#### [EXERCISE]
Repeat each record exactly as written, and drop any images.

---

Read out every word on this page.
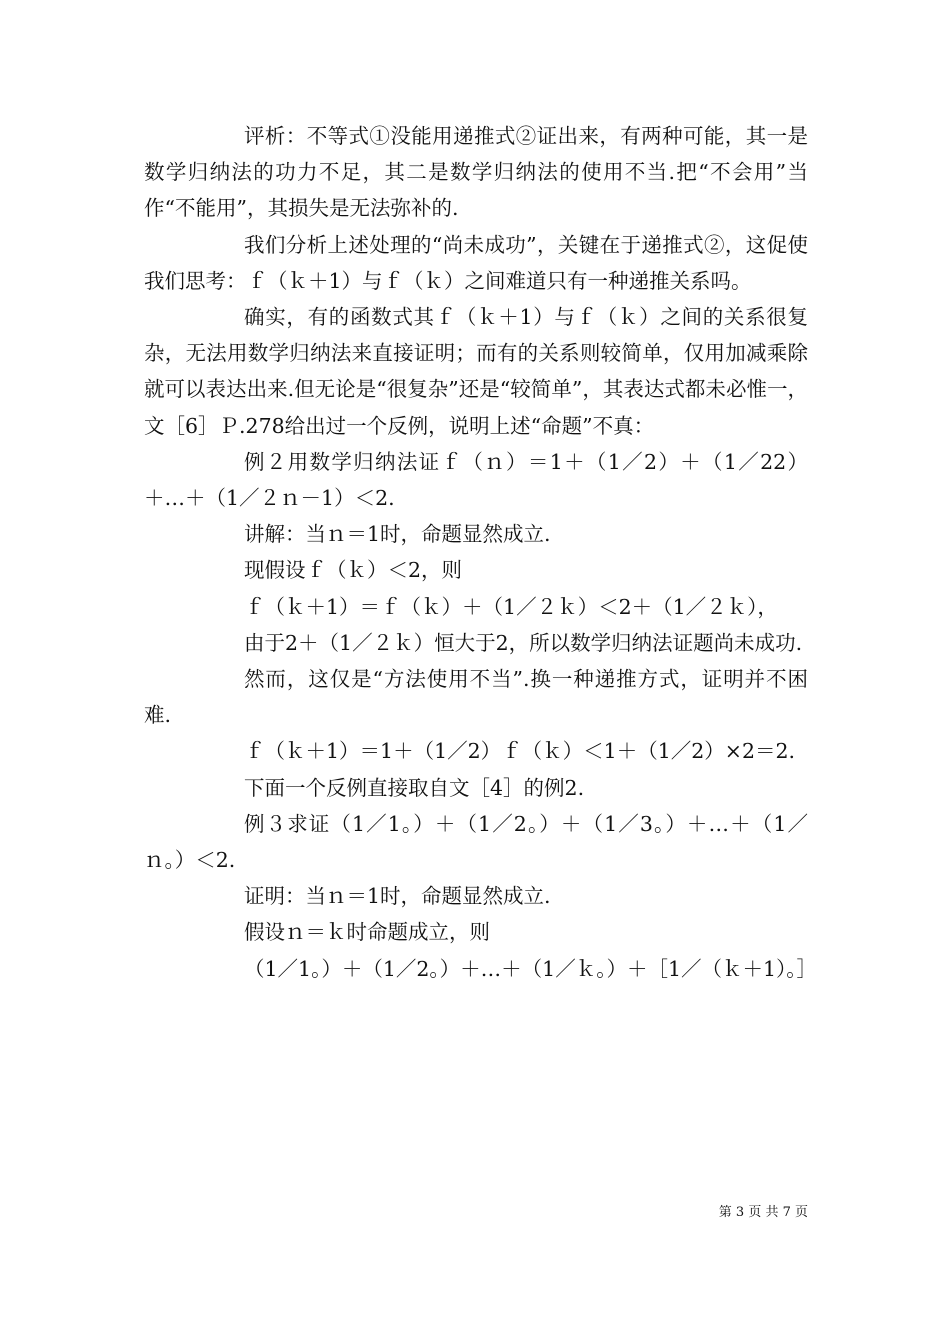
评析：不等式①没能用递推式②证出来，有两种可能，其一是数学归纳法的功力不足，其二是数学归纳法的使用不当.把“不会用”当作“不能用”，其损失是无法弥补的.

我们分析上述处理的“尚未成功”，关键在于递推式②，这促使我们思考：ｆ（ｋ＋1）与ｆ（ｋ）之间难道只有一种递推关系吗。

确实，有的函数式其ｆ（ｋ＋1）与ｆ（ｋ）之间的关系很复杂，无法用数学归纳法来直接证明；而有的关系则较简单，仅用加减乘除就可以表达出来.但无论是“很复杂”还是“较简单”，其表达式都未必惟一，文［6］Ｐ.278给出过一个反例，说明上述“命题”不真：

例２用数学归纳法证ｆ（ｎ）＝1＋（1／2）＋（1／22）＋…＋（1／２ｎ－1）＜2.

讲解：当ｎ＝1时，命题显然成立.

现假设ｆ（ｋ）＜2，则

ｆ（ｋ＋1）＝ｆ（ｋ）＋（1／２ｋ）＜2＋（1／２ｋ），

由于2＋（1／２ｋ）恒大于2，所以数学归纳法证题尚未成功.

然而，这仅是“方法使用不当”.换一种递推方式，证明并不困难.

ｆ（ｋ＋1）＝1＋（1／2）ｆ（ｋ）＜1＋（1／2）×2＝2.

下面一个反例直接取自文［4］的例2.

例３求证（1／1。）＋（1／2。）＋（1／3。）＋…＋（1／ｎ。）＜2.

证明：当ｎ＝1时，命题显然成立.

假设ｎ＝ｋ时命题成立，则

（1／1。）＋（1／2。）＋…＋（1／ｋ。）＋［1／（ｋ＋1）。］

第 3 页 共 7 页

---

#### [FINAL RESULT]
Read out every word on this page.
评析：不等式①没能用递推式②证出来，有两种可能，其一是数学归纳法的功力不足，其二是数学归纳法的使用不当.把“不会用”当作“不能用”，其损失是无法弥补的.

我们分析上述处理的“尚未成功”，关键在于递推式②，这促使我们思考：ｆ（ｋ＋1）与ｆ（ｋ）之间难道只有一种递推关系吗。

确实，有的函数式其ｆ（ｋ＋1）与ｆ（ｋ）之间的关系很复杂，无法用数学归纳法来直接证明；而有的关系则较简单，仅用加减乘除就可以表达出来.但无论是“很复杂”还是“较简单”，其表达式都未必惟一，文［6］Ｐ.278给出过一个反例，说明上述“命题”不真：

例２用数学归纳法证ｆ（ｎ）＝1＋（1／2）＋（1／22）＋…＋（1／２ｎ－1）＜2.

讲解：当ｎ＝1时，命题显然成立.

现假设ｆ（ｋ）＜2，则

ｆ（ｋ＋1）＝ｆ（ｋ）＋（1／２ｋ）＜2＋（1／２ｋ），

由于2＋（1／２ｋ）恒大于2，所以数学归纳法证题尚未成功.

然而，这仅是“方法使用不当”.换一种递推方式，证明并不困难.

ｆ（ｋ＋1）＝1＋（1／2）ｆ（ｋ）＜1＋（1／2）×2＝2.

下面一个反例直接取自文［4］的例2.

例３求证（1／1。）＋（1／2。）＋（1／3。）＋…＋（1／ｎ。）＜2.

证明：当ｎ＝1时，命题显然成立.

假设ｎ＝ｋ时命题成立，则

（1／1。）＋（1／2。）＋…＋（1／ｋ。）＋［1／（ｋ＋1）。］

第 3 页 共 7 页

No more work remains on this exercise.